## BEGIN
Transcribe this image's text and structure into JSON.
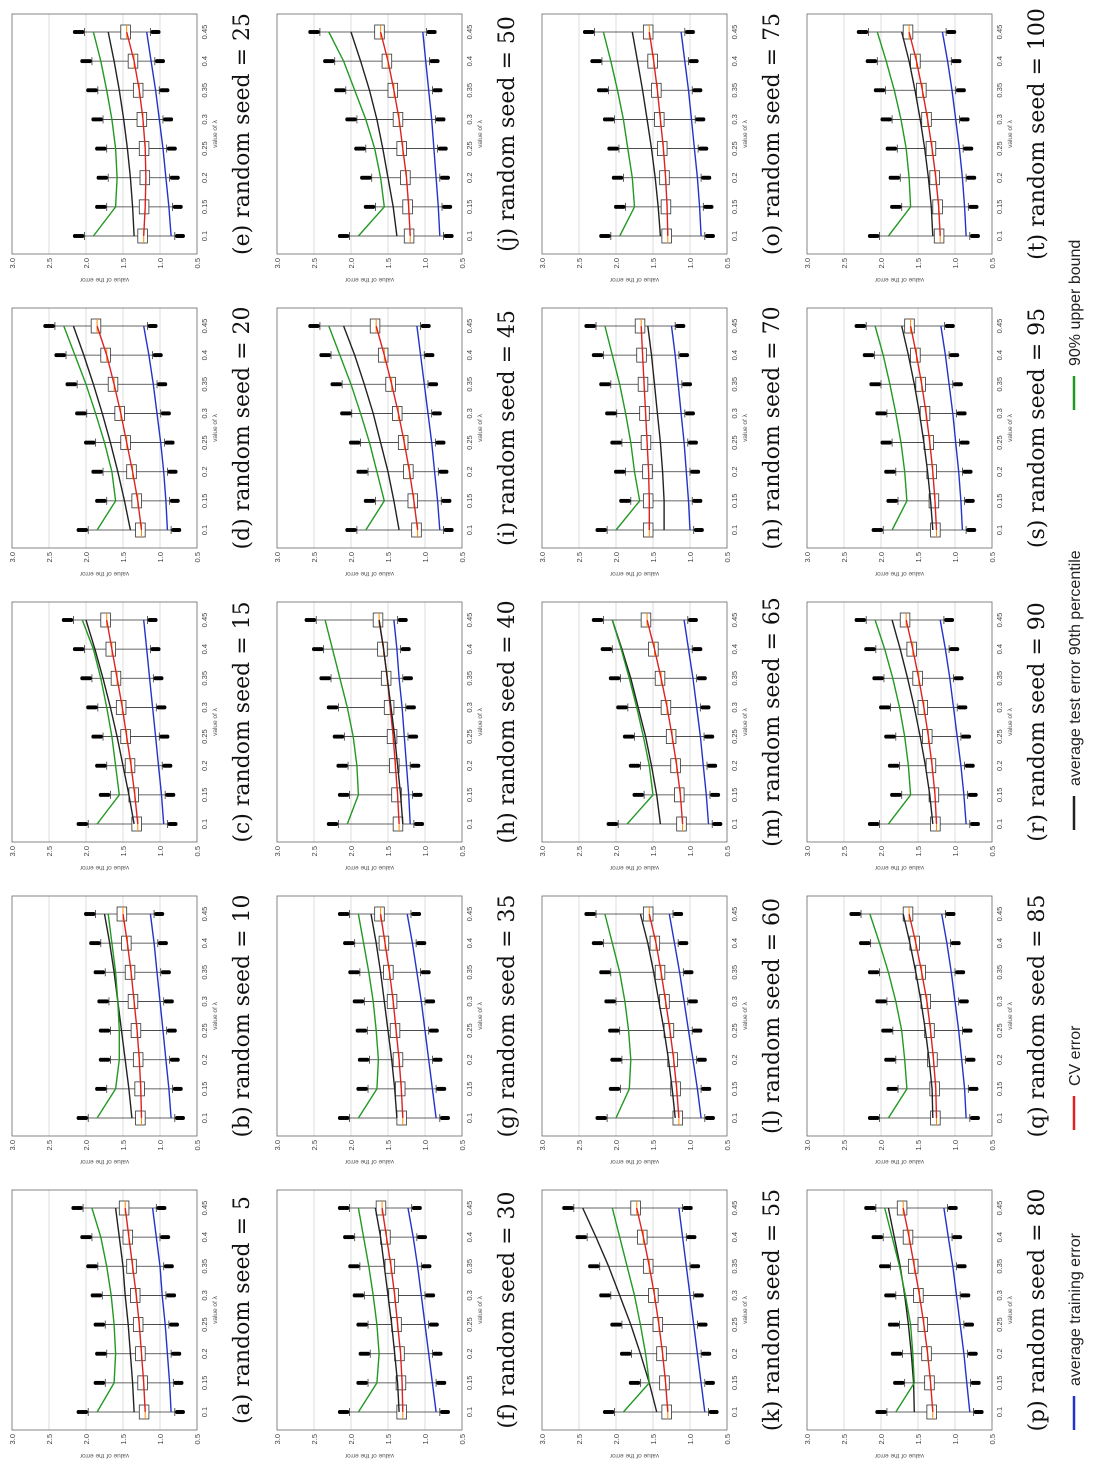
{
  "axis_labels": {
    "x": "value of λ",
    "y": "value of the error"
  },
  "x_ticks": [
    "0.1",
    "0.15",
    "0.2",
    "0.25",
    "0.3",
    "0.35",
    "0.4",
    "0.45"
  ],
  "y_ticks": [
    "0.5",
    "1.0",
    "1.5",
    "2.0",
    "2.5",
    "3.0"
  ],
  "legend": {
    "items": [
      {
        "label": "average training error",
        "color": "#2233cc"
      },
      {
        "label": "CV error",
        "color": "#dd2222"
      },
      {
        "label": "average test error 90th percentile",
        "color": "#222222"
      },
      {
        "label": "90% upper bound",
        "color": "#229922"
      }
    ]
  },
  "chart_data": {
    "type": "line",
    "panel_layout": "5 columns × 4 rows, figure rotated 90° counter-clockwise",
    "x": [
      0.1,
      0.15,
      0.2,
      0.25,
      0.3,
      0.35,
      0.4,
      0.45
    ],
    "ylim": [
      0.5,
      3.0
    ],
    "xlabel": "value of λ",
    "ylabel": "value of the error",
    "grid": true,
    "box_marker_color": "#ff8800",
    "panels": [
      {
        "caption": "(a)  random seed = 5",
        "series": {
          "training": [
            0.85,
            0.87,
            0.9,
            0.93,
            0.97,
            1.0,
            1.05,
            1.1
          ],
          "cv": [
            1.2,
            1.22,
            1.25,
            1.28,
            1.32,
            1.37,
            1.42,
            1.47
          ],
          "test90": [
            1.35,
            1.37,
            1.4,
            1.43,
            1.47,
            1.5,
            1.55,
            1.6
          ],
          "upper": [
            1.85,
            1.62,
            1.6,
            1.62,
            1.66,
            1.72,
            1.8,
            1.92
          ]
        }
      },
      {
        "caption": "(b)  random seed = 10",
        "series": {
          "training": [
            0.85,
            0.88,
            0.92,
            0.96,
            1.0,
            1.04,
            1.08,
            1.13
          ],
          "cv": [
            1.25,
            1.26,
            1.28,
            1.31,
            1.35,
            1.39,
            1.44,
            1.5
          ],
          "test90": [
            1.38,
            1.42,
            1.47,
            1.52,
            1.57,
            1.62,
            1.68,
            1.75
          ],
          "upper": [
            1.85,
            1.6,
            1.55,
            1.55,
            1.57,
            1.6,
            1.65,
            1.7
          ]
        }
      },
      {
        "caption": "(c)  random seed = 15",
        "series": {
          "training": [
            0.95,
            0.98,
            1.02,
            1.06,
            1.1,
            1.14,
            1.18,
            1.22
          ],
          "cv": [
            1.3,
            1.34,
            1.39,
            1.45,
            1.51,
            1.58,
            1.65,
            1.72
          ],
          "test90": [
            1.35,
            1.42,
            1.5,
            1.58,
            1.67,
            1.77,
            1.88,
            2.0
          ],
          "upper": [
            1.85,
            1.55,
            1.6,
            1.65,
            1.72,
            1.8,
            1.9,
            2.05
          ]
        }
      },
      {
        "caption": "(d)  random seed = 20",
        "series": {
          "training": [
            0.9,
            0.92,
            0.95,
            0.99,
            1.04,
            1.09,
            1.15,
            1.22
          ],
          "cv": [
            1.25,
            1.3,
            1.37,
            1.45,
            1.53,
            1.62,
            1.72,
            1.85
          ],
          "test90": [
            1.4,
            1.48,
            1.57,
            1.67,
            1.78,
            1.9,
            2.03,
            2.17
          ],
          "upper": [
            1.85,
            1.6,
            1.65,
            1.75,
            1.87,
            2.0,
            2.15,
            2.3
          ]
        }
      },
      {
        "caption": "(e)  random seed = 25",
        "series": {
          "training": [
            0.85,
            0.88,
            0.92,
            0.96,
            1.01,
            1.06,
            1.12,
            1.18
          ],
          "cv": [
            1.22,
            1.2,
            1.19,
            1.2,
            1.23,
            1.28,
            1.35,
            1.45
          ],
          "test90": [
            1.35,
            1.37,
            1.4,
            1.44,
            1.49,
            1.55,
            1.62,
            1.7
          ],
          "upper": [
            1.9,
            1.6,
            1.58,
            1.6,
            1.65,
            1.72,
            1.8,
            1.9
          ]
        }
      },
      {
        "caption": "(f)  random seed = 30",
        "series": {
          "training": [
            0.85,
            0.9,
            0.95,
            1.0,
            1.05,
            1.1,
            1.16,
            1.23
          ],
          "cv": [
            1.3,
            1.31,
            1.33,
            1.37,
            1.41,
            1.46,
            1.52,
            1.58
          ],
          "test90": [
            1.35,
            1.37,
            1.41,
            1.45,
            1.5,
            1.55,
            1.6,
            1.67
          ],
          "upper": [
            1.9,
            1.65,
            1.62,
            1.65,
            1.7,
            1.76,
            1.83,
            1.9
          ]
        }
      },
      {
        "caption": "(g)  random seed = 35",
        "series": {
          "training": [
            0.85,
            0.9,
            0.95,
            1.0,
            1.05,
            1.11,
            1.17,
            1.24
          ],
          "cv": [
            1.3,
            1.32,
            1.35,
            1.39,
            1.43,
            1.48,
            1.54,
            1.6
          ],
          "test90": [
            1.38,
            1.41,
            1.45,
            1.5,
            1.55,
            1.6,
            1.66,
            1.73
          ],
          "upper": [
            1.9,
            1.65,
            1.63,
            1.66,
            1.7,
            1.76,
            1.83,
            1.9
          ]
        }
      },
      {
        "caption": "(h)  random seed = 40",
        "series": {
          "training": [
            1.2,
            1.22,
            1.25,
            1.28,
            1.31,
            1.35,
            1.38,
            1.42
          ],
          "cv": [
            1.35,
            1.37,
            1.4,
            1.43,
            1.47,
            1.51,
            1.56,
            1.62
          ],
          "test90": [
            1.3,
            1.33,
            1.37,
            1.41,
            1.46,
            1.51,
            1.56,
            1.62
          ],
          "upper": [
            2.05,
            1.9,
            1.92,
            1.97,
            2.05,
            2.15,
            2.25,
            2.35
          ]
        }
      },
      {
        "caption": "(i)  random seed = 45",
        "series": {
          "training": [
            0.8,
            0.83,
            0.87,
            0.91,
            0.96,
            1.01,
            1.06,
            1.11
          ],
          "cv": [
            1.1,
            1.15,
            1.21,
            1.28,
            1.36,
            1.45,
            1.55,
            1.66
          ],
          "test90": [
            1.35,
            1.42,
            1.5,
            1.6,
            1.7,
            1.82,
            1.95,
            2.1
          ],
          "upper": [
            1.8,
            1.55,
            1.65,
            1.75,
            1.87,
            2.0,
            2.15,
            2.3
          ]
        }
      },
      {
        "caption": "(j)  random seed = 50",
        "series": {
          "training": [
            0.8,
            0.82,
            0.85,
            0.88,
            0.91,
            0.95,
            0.99,
            1.03
          ],
          "cv": [
            1.2,
            1.22,
            1.25,
            1.3,
            1.35,
            1.42,
            1.5,
            1.6
          ],
          "test90": [
            1.38,
            1.43,
            1.5,
            1.57,
            1.65,
            1.75,
            1.87,
            2.0
          ],
          "upper": [
            1.9,
            1.55,
            1.6,
            1.68,
            1.8,
            1.95,
            2.1,
            2.3
          ]
        }
      },
      {
        "caption": "(k)  random seed = 55",
        "series": {
          "training": [
            0.8,
            0.85,
            0.9,
            0.95,
            1.0,
            1.05,
            1.1,
            1.15
          ],
          "cv": [
            1.3,
            1.33,
            1.37,
            1.42,
            1.48,
            1.55,
            1.63,
            1.72
          ],
          "test90": [
            1.45,
            1.55,
            1.67,
            1.8,
            1.95,
            2.1,
            2.27,
            2.45
          ],
          "upper": [
            1.9,
            1.55,
            1.6,
            1.67,
            1.75,
            1.85,
            1.95,
            2.05
          ]
        }
      },
      {
        "caption": "(l)  random seed = 60",
        "series": {
          "training": [
            0.85,
            0.9,
            0.96,
            1.02,
            1.08,
            1.14,
            1.21,
            1.28
          ],
          "cv": [
            1.15,
            1.18,
            1.22,
            1.27,
            1.33,
            1.39,
            1.46,
            1.55
          ],
          "test90": [
            1.2,
            1.24,
            1.29,
            1.35,
            1.42,
            1.49,
            1.57,
            1.67
          ],
          "upper": [
            2.0,
            1.82,
            1.8,
            1.83,
            1.88,
            1.95,
            2.05,
            2.15
          ]
        }
      },
      {
        "caption": "(m)  random seed = 65",
        "series": {
          "training": [
            0.75,
            0.78,
            0.82,
            0.86,
            0.91,
            0.96,
            1.02,
            1.08
          ],
          "cv": [
            1.1,
            1.13,
            1.18,
            1.24,
            1.31,
            1.39,
            1.48,
            1.58
          ],
          "test90": [
            1.4,
            1.45,
            1.52,
            1.6,
            1.7,
            1.8,
            1.92,
            2.05
          ],
          "upper": [
            1.85,
            1.5,
            1.55,
            1.63,
            1.72,
            1.82,
            1.93,
            2.05
          ]
        }
      },
      {
        "caption": "(n)  random seed = 70",
        "series": {
          "training": [
            1.0,
            1.02,
            1.05,
            1.08,
            1.12,
            1.16,
            1.2,
            1.25
          ],
          "cv": [
            1.55,
            1.55,
            1.56,
            1.58,
            1.6,
            1.62,
            1.64,
            1.66
          ],
          "test90": [
            1.35,
            1.35,
            1.37,
            1.4,
            1.44,
            1.48,
            1.52,
            1.57
          ],
          "upper": [
            2.0,
            1.68,
            1.75,
            1.8,
            1.87,
            1.95,
            2.05,
            2.15
          ]
        }
      },
      {
        "caption": "(o)  random seed = 75",
        "series": {
          "training": [
            0.85,
            0.87,
            0.9,
            0.94,
            0.98,
            1.02,
            1.07,
            1.12
          ],
          "cv": [
            1.3,
            1.31,
            1.33,
            1.36,
            1.4,
            1.44,
            1.49,
            1.55
          ],
          "test90": [
            1.4,
            1.43,
            1.47,
            1.52,
            1.58,
            1.64,
            1.71,
            1.78
          ],
          "upper": [
            1.95,
            1.75,
            1.78,
            1.84,
            1.9,
            1.98,
            2.07,
            2.17
          ]
        }
      },
      {
        "caption": "(p)  random seed = 80",
        "series": {
          "training": [
            0.8,
            0.84,
            0.88,
            0.93,
            0.98,
            1.03,
            1.09,
            1.15
          ],
          "cv": [
            1.3,
            1.33,
            1.37,
            1.42,
            1.48,
            1.55,
            1.62,
            1.7
          ],
          "test90": [
            1.55,
            1.56,
            1.59,
            1.63,
            1.68,
            1.74,
            1.82,
            1.9
          ],
          "upper": [
            1.8,
            1.55,
            1.57,
            1.6,
            1.67,
            1.75,
            1.85,
            1.95
          ]
        }
      },
      {
        "caption": "(q)  random seed = 85",
        "series": {
          "training": [
            0.85,
            0.87,
            0.91,
            0.95,
            1.0,
            1.05,
            1.11,
            1.18
          ],
          "cv": [
            1.25,
            1.26,
            1.29,
            1.33,
            1.38,
            1.45,
            1.53,
            1.62
          ],
          "test90": [
            1.3,
            1.31,
            1.35,
            1.4,
            1.46,
            1.53,
            1.61,
            1.7
          ],
          "upper": [
            1.9,
            1.65,
            1.68,
            1.72,
            1.8,
            1.9,
            2.02,
            2.15
          ]
        }
      },
      {
        "caption": "(r)  random seed = 90",
        "series": {
          "training": [
            0.85,
            0.88,
            0.92,
            0.97,
            1.02,
            1.07,
            1.13,
            1.2
          ],
          "cv": [
            1.25,
            1.27,
            1.31,
            1.36,
            1.42,
            1.49,
            1.57,
            1.66
          ],
          "test90": [
            1.3,
            1.34,
            1.4,
            1.47,
            1.55,
            1.64,
            1.74,
            1.85
          ],
          "upper": [
            1.9,
            1.6,
            1.63,
            1.68,
            1.75,
            1.84,
            1.95,
            2.08
          ]
        }
      },
      {
        "caption": "(s)  random seed = 95",
        "series": {
          "training": [
            0.9,
            0.92,
            0.95,
            0.99,
            1.03,
            1.08,
            1.13,
            1.19
          ],
          "cv": [
            1.25,
            1.27,
            1.3,
            1.34,
            1.39,
            1.45,
            1.52,
            1.6
          ],
          "test90": [
            1.3,
            1.33,
            1.37,
            1.42,
            1.48,
            1.55,
            1.63,
            1.72
          ],
          "upper": [
            1.85,
            1.65,
            1.68,
            1.73,
            1.8,
            1.88,
            1.97,
            2.08
          ]
        }
      },
      {
        "caption": "(t)  random seed = 100",
        "series": {
          "training": [
            0.85,
            0.87,
            0.9,
            0.94,
            0.99,
            1.04,
            1.1,
            1.17
          ],
          "cv": [
            1.2,
            1.22,
            1.26,
            1.31,
            1.37,
            1.44,
            1.52,
            1.62
          ],
          "test90": [
            1.3,
            1.32,
            1.36,
            1.41,
            1.47,
            1.54,
            1.62,
            1.72
          ],
          "upper": [
            1.9,
            1.6,
            1.62,
            1.66,
            1.73,
            1.82,
            1.93,
            2.05
          ]
        }
      }
    ]
  }
}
## END
### Set task
Show all lines from the data above in which the word "average" appears.

### Finished task
        "label": "average training error",
        "label": "average test error 90th percentile",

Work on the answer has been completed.